TASK STATEMENT →
Produce an exact transcription of the listing below, omitting the pictures.

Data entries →
--- BEGIN ---
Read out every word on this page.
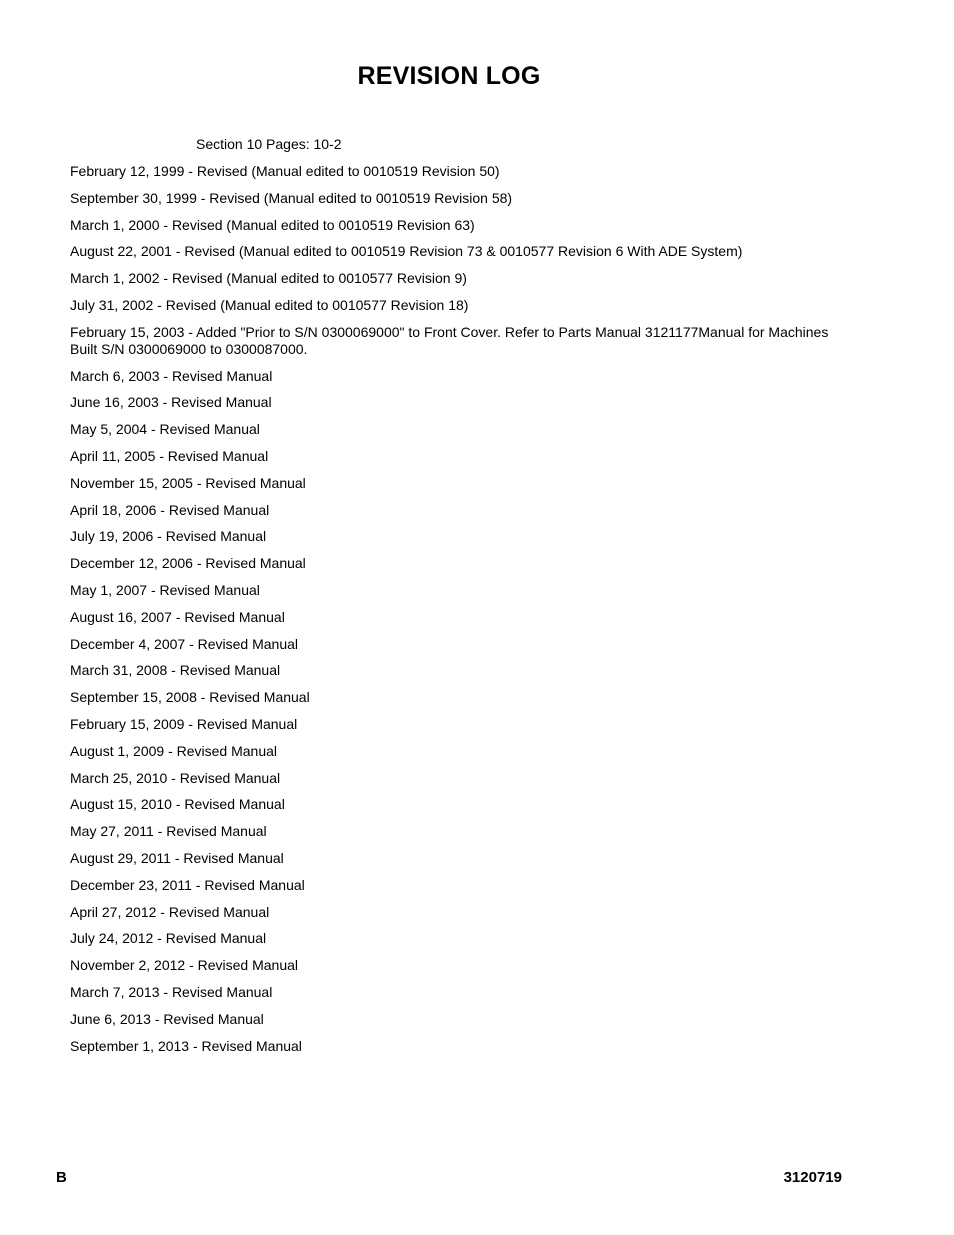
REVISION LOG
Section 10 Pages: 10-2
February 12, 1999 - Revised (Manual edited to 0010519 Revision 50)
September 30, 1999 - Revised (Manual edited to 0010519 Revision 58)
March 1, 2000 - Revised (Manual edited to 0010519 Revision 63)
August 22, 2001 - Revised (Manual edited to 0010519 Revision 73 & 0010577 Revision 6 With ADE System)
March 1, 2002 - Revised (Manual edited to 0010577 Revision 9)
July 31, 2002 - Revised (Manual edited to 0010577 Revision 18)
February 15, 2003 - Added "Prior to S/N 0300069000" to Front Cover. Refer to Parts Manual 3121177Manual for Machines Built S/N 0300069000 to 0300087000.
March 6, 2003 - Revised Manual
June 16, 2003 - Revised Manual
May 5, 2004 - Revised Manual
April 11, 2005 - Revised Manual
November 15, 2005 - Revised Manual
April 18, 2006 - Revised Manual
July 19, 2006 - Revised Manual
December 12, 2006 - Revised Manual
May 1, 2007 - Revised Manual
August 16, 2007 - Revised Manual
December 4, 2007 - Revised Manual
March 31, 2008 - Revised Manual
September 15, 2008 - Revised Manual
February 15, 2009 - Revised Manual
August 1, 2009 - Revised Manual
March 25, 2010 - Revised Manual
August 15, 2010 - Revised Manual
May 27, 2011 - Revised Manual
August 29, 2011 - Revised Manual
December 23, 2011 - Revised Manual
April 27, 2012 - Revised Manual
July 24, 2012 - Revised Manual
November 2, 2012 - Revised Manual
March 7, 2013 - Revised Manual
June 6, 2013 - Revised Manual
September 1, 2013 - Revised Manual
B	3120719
--- END ---
RESPONSE FOR THIS EXERCISE →
Read out every word on this page.
REVISION LOG
Section 10 Pages: 10-2
February 12, 1999 - Revised (Manual edited to 0010519 Revision 50)
September 30, 1999 - Revised (Manual edited to 0010519 Revision 58)
March 1, 2000 - Revised (Manual edited to 0010519 Revision 63)
August 22, 2001 - Revised (Manual edited to 0010519 Revision 73 & 0010577 Revision 6 With ADE System)
March 1, 2002 - Revised (Manual edited to 0010577 Revision 9)
July 31, 2002 - Revised (Manual edited to 0010577 Revision 18)
February 15, 2003 - Added "Prior to S/N 0300069000" to Front Cover. Refer to Parts Manual 3121177Manual for Machines Built S/N 0300069000 to 0300087000.
March 6, 2003 - Revised Manual
June 16, 2003 - Revised Manual
May 5, 2004 - Revised Manual
April 11, 2005 - Revised Manual
November 15, 2005 - Revised Manual
April 18, 2006 - Revised Manual
July 19, 2006 - Revised Manual
December 12, 2006 - Revised Manual
May 1, 2007 - Revised Manual
August 16, 2007 - Revised Manual
December 4, 2007 - Revised Manual
March 31, 2008 - Revised Manual
September 15, 2008 - Revised Manual
February 15, 2009 - Revised Manual
August 1, 2009 - Revised Manual
March 25, 2010 - Revised Manual
August 15, 2010 - Revised Manual
May 27, 2011 - Revised Manual
August 29, 2011 - Revised Manual
December 23, 2011 - Revised Manual
April 27, 2012 - Revised Manual
July 24, 2012 - Revised Manual
November 2, 2012 - Revised Manual
March 7, 2013 - Revised Manual
June 6, 2013 - Revised Manual
September 1, 2013 - Revised Manual
B	3120719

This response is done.